(Records from a collection)
-- Start --
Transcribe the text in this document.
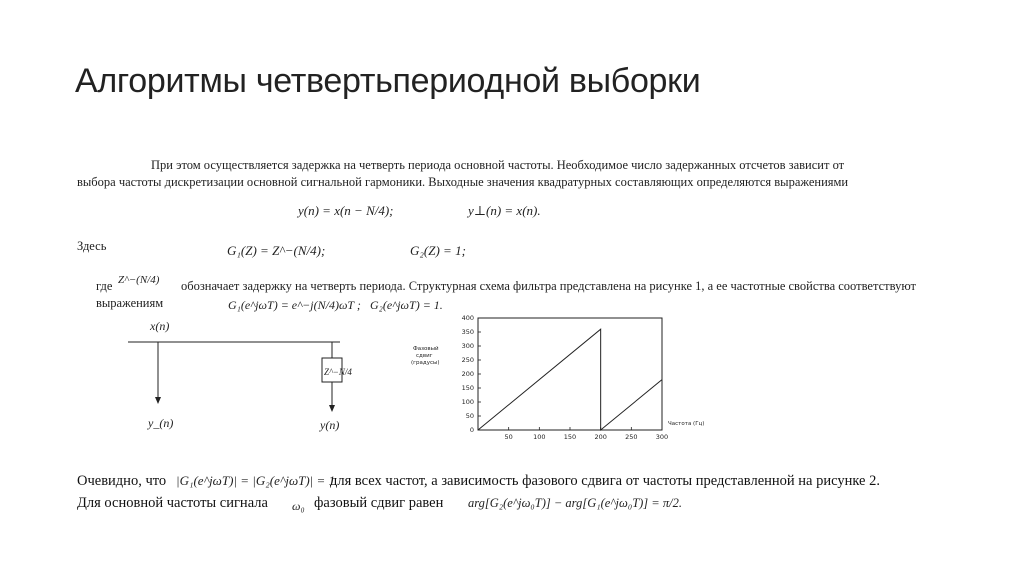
Алгоритмы четвертьпериодной выборки
При этом осуществляется задержка на четверть периода основной частоты. Необходимое число задержанных отсчетов зависит от
выбора частоты дискретизации основной сигнальной гармоники. Выходные значения квадратурных составляющих определяются выражениями
y(n) = x(n − N/4);	y⊥(n) = x(n).
Здесь	G₁(Z) = Z^−(N/4);	G₂(Z) = 1;
где Z^−(N/4) обозначает задержку на четверть периода. Структурная схема фильтра представлена на рисунке 1, а ее частотные свойства соответствуют
выражениям	G₁(e^jωT) = e^−j(N/4)ωT ; G₂(e^jωT) = 1.
x(n)
Z^−N/4
y_(n)	y(n)	0
50
100
150
200
250
300
350
400
50	100	150	200	250	300
Фазовый
сдвиг
(градусы)
Частота (Гц)
Очевидно, что |G₁(e^jωT)| = |G₂(e^jωT)| = 1
для всех частот, а зависимость фазового сдвига от частоты представленной на рисунке 2.
Для основной частоты сигнала ω₀ фазовый сдвиг равен arg[G₂(e^jω₀T)] − arg[G₁(e^jω₀T)] = π/2.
-- End --
## Given task
Which lines contain "частоты"? Show each of them.

## Complete response
При этом осуществляется задержка на четверть периода основной частоты. Необходимое число задержанных отсчетов зависит от
выбора частоты дискретизации основной сигнальной гармоники. Выходные значения квадратурных составляющих определяются выражениями
для всех частот, а зависимость фазового сдвига от частоты представленной на рисунке 2.
Для основной частоты сигнала ω₀ фазовый сдвиг равен arg[G₂(e^jω₀T)] − arg[G₁(e^jω₀T)] = π/2.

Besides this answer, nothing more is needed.